# What you are asked to do:
In the entries below, find the lines that contain the word "TOCANTINS" and copy them.

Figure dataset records
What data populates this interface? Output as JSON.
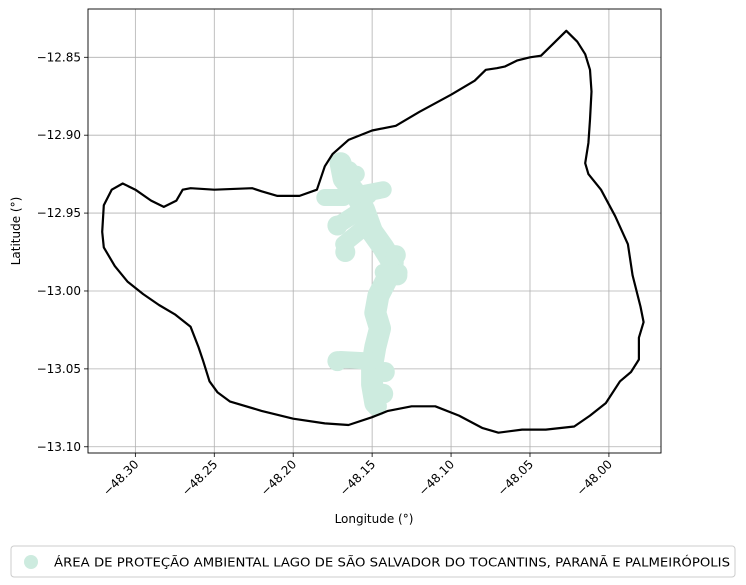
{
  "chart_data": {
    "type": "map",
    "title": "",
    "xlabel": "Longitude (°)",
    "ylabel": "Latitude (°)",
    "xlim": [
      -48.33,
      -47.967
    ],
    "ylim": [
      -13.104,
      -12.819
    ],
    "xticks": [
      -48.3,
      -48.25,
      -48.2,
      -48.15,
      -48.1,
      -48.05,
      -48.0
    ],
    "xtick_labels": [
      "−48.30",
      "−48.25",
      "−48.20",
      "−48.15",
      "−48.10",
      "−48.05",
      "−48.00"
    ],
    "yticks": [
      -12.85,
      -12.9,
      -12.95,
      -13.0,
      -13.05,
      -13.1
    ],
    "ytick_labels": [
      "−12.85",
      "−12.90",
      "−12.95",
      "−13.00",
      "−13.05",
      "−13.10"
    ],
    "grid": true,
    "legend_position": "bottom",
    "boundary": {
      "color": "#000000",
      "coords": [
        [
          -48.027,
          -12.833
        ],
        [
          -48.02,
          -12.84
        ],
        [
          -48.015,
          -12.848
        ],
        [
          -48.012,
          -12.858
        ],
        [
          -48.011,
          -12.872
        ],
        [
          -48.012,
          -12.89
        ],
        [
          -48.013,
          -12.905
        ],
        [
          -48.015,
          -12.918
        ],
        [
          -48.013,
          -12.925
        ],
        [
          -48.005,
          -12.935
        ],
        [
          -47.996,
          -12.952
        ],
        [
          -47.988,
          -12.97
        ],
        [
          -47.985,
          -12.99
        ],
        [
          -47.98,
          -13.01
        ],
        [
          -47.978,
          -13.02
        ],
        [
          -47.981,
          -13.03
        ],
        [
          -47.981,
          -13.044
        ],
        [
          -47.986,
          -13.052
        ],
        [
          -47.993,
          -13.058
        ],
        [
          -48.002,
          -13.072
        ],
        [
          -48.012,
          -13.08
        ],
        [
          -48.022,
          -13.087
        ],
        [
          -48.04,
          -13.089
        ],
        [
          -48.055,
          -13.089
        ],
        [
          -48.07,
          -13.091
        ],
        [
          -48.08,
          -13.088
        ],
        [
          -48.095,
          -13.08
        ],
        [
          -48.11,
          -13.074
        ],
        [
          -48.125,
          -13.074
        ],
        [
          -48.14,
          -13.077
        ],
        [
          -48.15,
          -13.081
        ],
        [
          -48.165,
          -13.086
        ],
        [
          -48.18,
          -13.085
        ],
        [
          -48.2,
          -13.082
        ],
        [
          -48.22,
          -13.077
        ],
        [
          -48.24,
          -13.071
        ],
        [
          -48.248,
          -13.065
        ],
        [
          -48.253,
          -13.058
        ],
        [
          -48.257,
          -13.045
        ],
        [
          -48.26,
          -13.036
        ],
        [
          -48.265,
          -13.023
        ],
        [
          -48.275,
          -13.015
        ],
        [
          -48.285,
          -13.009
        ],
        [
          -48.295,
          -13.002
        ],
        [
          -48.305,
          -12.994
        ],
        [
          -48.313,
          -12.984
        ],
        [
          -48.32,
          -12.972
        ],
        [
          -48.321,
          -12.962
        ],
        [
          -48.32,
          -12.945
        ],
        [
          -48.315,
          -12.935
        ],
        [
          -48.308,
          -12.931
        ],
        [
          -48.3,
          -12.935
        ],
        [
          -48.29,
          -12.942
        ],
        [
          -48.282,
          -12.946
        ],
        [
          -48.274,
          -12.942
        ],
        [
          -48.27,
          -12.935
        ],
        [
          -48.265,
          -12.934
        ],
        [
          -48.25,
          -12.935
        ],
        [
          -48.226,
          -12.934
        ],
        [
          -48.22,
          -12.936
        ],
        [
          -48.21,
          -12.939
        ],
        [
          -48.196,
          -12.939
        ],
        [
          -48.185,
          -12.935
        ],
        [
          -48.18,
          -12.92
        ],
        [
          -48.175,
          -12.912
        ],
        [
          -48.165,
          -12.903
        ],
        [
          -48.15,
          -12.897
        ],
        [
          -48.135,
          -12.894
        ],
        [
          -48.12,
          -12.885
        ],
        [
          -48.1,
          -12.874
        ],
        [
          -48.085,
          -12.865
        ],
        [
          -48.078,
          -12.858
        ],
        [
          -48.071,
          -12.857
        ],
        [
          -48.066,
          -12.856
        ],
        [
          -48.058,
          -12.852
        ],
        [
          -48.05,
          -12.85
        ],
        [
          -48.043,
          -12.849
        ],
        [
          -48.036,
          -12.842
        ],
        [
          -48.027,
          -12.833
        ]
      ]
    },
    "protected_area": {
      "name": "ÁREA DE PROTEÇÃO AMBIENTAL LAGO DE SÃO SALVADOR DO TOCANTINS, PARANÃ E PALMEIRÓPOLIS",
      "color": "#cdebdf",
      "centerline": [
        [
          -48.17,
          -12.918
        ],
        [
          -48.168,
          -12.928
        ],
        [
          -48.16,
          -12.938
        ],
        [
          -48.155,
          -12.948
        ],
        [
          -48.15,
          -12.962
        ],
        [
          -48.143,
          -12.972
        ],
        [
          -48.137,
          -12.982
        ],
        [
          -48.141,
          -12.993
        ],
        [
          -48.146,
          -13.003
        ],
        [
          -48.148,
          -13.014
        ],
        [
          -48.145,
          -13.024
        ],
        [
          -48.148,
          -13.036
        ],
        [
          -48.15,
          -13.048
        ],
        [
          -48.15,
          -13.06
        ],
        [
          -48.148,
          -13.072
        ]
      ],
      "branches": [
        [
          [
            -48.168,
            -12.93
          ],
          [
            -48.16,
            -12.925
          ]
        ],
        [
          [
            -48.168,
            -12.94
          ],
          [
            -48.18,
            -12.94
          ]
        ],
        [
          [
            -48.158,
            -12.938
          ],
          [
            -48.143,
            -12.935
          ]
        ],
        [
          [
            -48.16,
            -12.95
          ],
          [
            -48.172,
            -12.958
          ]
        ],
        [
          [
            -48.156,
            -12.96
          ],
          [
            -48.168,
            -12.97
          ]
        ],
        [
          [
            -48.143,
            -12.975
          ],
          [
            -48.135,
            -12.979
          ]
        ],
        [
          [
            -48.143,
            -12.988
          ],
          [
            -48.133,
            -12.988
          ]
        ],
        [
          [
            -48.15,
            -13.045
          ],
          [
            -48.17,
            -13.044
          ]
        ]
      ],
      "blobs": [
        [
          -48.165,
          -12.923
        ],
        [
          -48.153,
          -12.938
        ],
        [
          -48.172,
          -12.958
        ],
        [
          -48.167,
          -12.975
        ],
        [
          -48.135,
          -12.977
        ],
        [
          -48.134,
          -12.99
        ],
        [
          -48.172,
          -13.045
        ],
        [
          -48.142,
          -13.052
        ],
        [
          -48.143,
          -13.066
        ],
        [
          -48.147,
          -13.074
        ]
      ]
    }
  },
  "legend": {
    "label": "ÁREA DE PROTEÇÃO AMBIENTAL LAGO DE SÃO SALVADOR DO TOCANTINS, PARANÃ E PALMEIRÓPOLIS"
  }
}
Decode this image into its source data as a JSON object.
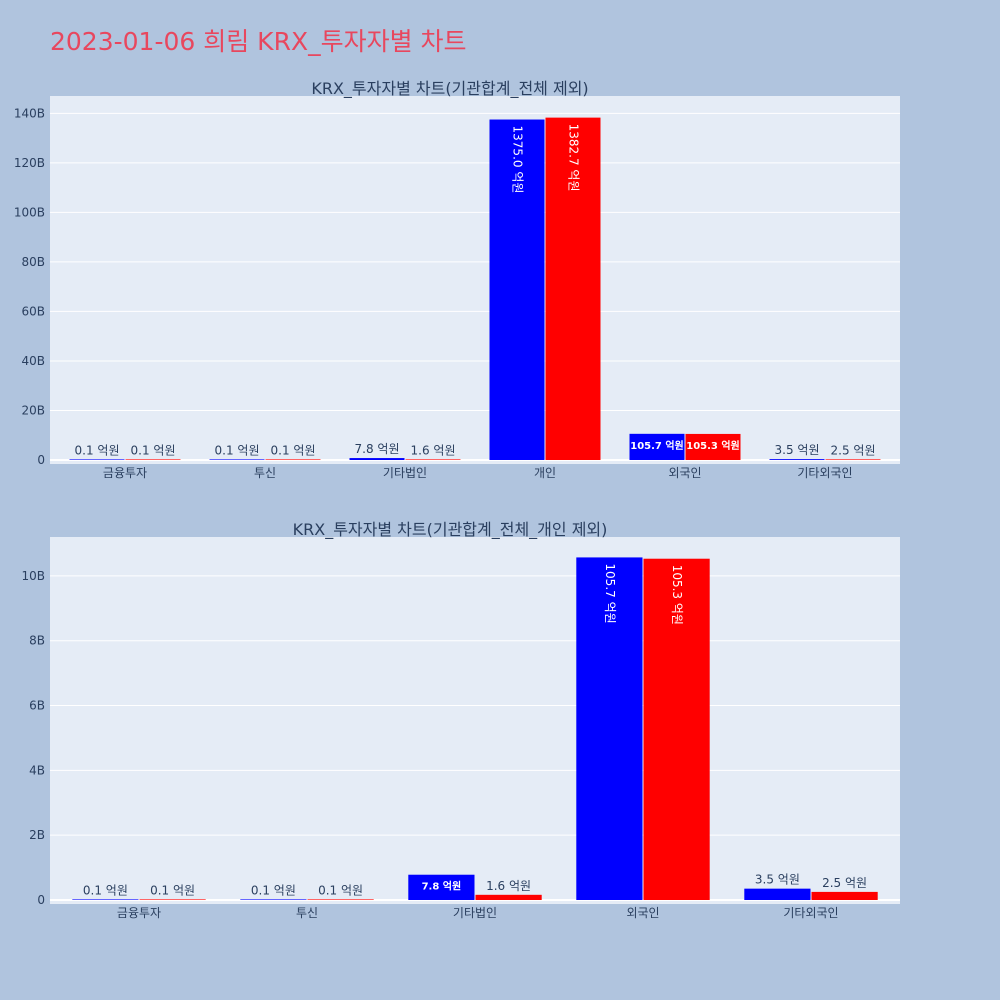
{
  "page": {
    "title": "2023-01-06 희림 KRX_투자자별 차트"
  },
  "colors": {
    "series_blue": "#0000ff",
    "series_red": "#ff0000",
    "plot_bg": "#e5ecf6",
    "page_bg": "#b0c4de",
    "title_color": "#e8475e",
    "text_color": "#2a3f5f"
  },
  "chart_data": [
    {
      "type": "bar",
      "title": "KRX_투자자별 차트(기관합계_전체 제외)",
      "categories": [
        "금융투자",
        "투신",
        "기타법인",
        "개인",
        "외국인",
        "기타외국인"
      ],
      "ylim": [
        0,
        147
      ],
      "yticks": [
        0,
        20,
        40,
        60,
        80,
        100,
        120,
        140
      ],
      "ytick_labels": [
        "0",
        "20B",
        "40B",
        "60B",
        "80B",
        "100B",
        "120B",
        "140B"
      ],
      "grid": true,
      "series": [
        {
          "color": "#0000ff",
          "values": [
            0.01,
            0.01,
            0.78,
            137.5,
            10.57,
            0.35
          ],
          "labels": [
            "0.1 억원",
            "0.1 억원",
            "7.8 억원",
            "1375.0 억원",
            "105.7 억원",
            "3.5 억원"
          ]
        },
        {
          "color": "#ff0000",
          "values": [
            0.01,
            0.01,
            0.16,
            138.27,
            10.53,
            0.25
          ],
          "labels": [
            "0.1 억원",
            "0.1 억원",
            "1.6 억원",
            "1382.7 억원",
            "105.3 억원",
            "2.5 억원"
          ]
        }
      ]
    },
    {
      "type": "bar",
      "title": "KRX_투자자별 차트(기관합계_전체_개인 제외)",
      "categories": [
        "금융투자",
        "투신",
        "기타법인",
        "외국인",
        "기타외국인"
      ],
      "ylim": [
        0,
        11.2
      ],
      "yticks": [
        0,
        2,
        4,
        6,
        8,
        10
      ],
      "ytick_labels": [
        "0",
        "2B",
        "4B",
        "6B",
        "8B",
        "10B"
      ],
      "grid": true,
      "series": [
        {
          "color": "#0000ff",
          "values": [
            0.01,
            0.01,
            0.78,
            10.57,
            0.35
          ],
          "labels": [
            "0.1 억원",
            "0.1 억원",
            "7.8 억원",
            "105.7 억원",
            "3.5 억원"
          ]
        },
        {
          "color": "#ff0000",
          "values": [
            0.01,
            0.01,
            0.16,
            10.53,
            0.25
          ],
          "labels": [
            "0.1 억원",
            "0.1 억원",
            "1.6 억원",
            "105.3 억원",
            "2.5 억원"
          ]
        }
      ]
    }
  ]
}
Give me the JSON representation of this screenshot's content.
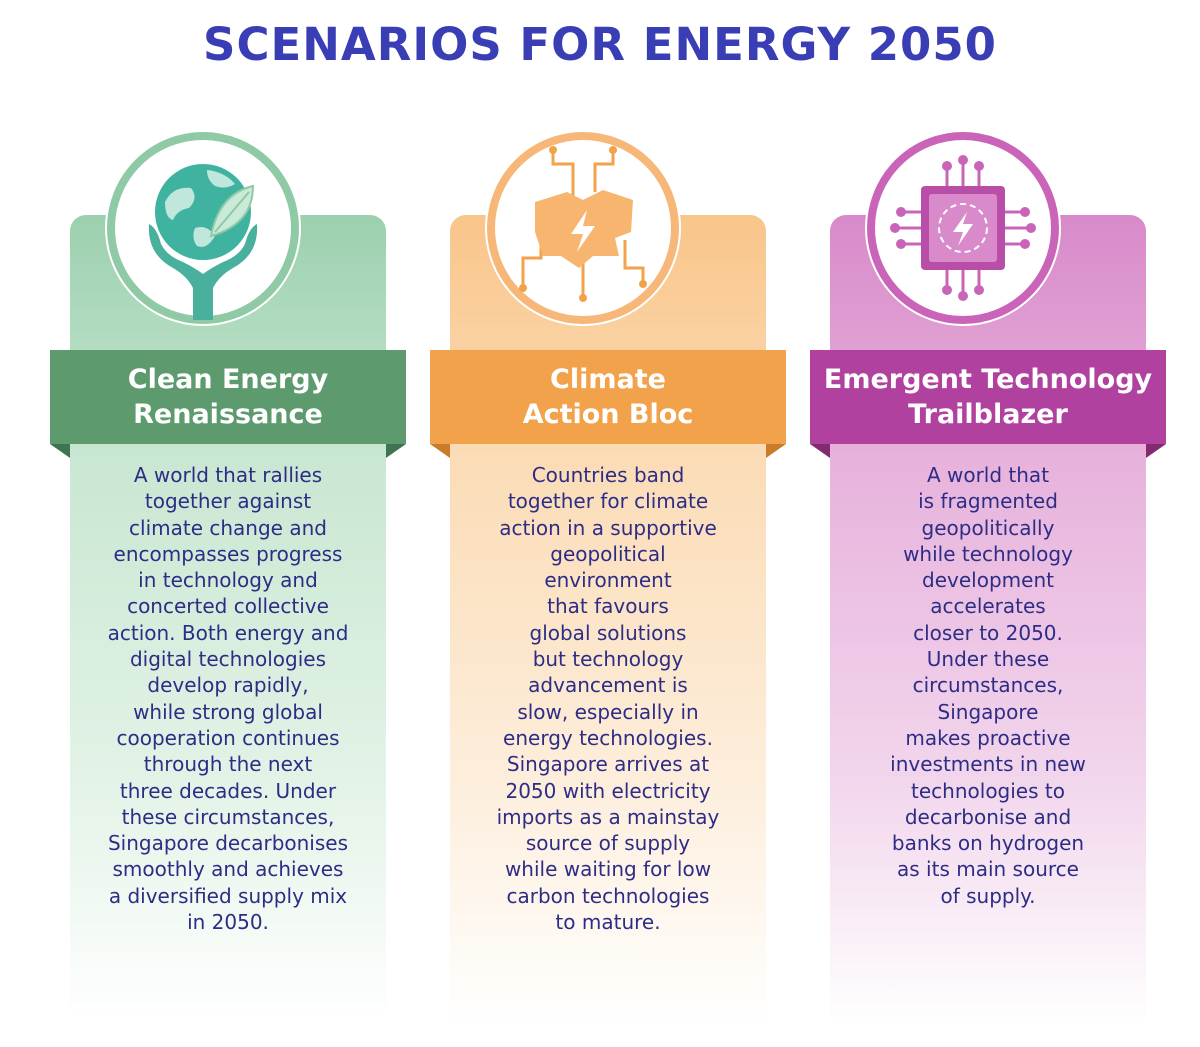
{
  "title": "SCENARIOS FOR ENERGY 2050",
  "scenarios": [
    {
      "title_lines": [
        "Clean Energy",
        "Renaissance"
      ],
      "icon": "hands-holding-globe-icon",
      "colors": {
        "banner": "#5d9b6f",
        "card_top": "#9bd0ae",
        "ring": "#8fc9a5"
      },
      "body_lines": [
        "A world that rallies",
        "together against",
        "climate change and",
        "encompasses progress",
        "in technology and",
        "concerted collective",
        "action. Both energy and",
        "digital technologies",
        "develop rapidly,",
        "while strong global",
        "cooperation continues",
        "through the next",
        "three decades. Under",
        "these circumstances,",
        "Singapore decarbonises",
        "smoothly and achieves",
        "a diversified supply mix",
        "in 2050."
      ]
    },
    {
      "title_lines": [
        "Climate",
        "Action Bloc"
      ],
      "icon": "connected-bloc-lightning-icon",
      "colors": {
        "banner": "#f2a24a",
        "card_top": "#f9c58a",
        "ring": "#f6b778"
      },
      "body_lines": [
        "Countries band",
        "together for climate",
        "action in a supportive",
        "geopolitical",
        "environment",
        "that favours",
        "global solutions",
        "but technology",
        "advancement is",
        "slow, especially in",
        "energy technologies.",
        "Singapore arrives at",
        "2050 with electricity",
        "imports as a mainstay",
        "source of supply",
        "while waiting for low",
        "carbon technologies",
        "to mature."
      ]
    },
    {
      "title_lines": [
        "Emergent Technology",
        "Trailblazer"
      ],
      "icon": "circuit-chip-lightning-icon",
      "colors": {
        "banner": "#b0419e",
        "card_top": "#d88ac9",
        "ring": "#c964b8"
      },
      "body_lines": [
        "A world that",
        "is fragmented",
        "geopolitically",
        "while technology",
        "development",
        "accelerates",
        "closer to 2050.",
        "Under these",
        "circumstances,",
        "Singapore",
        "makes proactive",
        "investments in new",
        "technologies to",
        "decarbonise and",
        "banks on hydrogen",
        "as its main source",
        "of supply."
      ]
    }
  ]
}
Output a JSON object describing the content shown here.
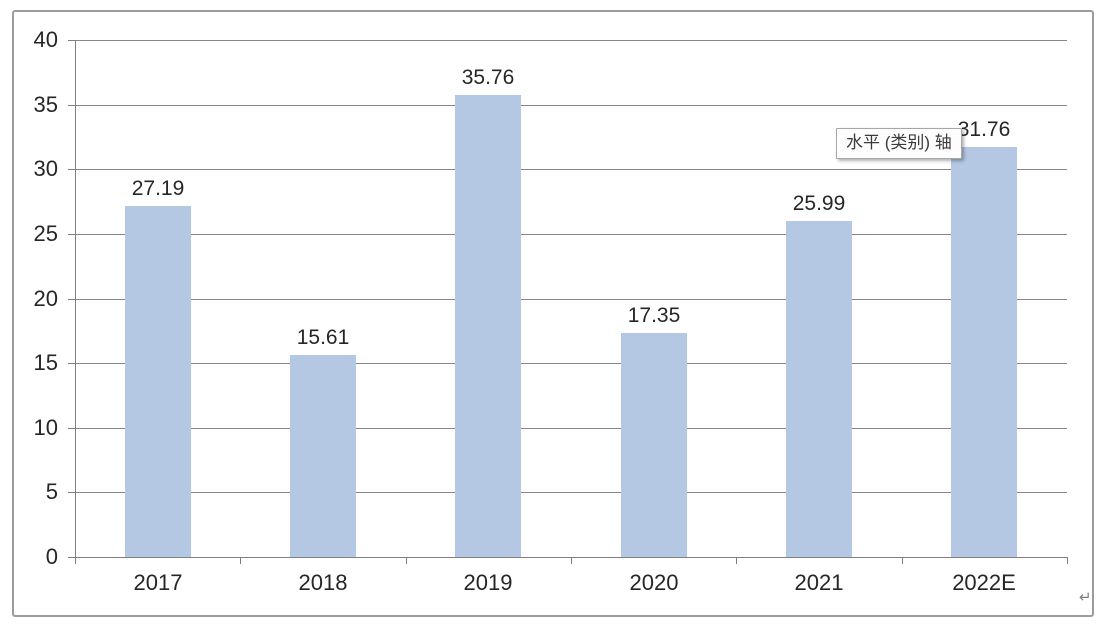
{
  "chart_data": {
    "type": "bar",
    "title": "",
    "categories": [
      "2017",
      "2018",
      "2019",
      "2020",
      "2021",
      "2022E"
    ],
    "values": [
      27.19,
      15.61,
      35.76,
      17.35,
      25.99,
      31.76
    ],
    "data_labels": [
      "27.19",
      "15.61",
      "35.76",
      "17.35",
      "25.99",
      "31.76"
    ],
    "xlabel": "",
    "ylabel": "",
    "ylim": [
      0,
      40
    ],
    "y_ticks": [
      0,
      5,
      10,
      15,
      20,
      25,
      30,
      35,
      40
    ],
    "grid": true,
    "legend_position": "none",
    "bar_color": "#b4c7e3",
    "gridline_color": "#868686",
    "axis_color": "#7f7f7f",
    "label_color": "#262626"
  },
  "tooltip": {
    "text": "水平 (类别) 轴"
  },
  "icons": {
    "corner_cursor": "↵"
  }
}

# The response:
      "name": "ÁREA DE PROTEÇÃO AMBIENTAL LAGO DE SÃO SALVADOR DO TOCANTINS, PARANÃ E PALMEIRÓPOLIS",
    "label": "ÁREA DE PROTEÇÃO AMBIENTAL LAGO DE SÃO SALVADOR DO TOCANTINS, PARANÃ E PALMEIRÓPOLIS"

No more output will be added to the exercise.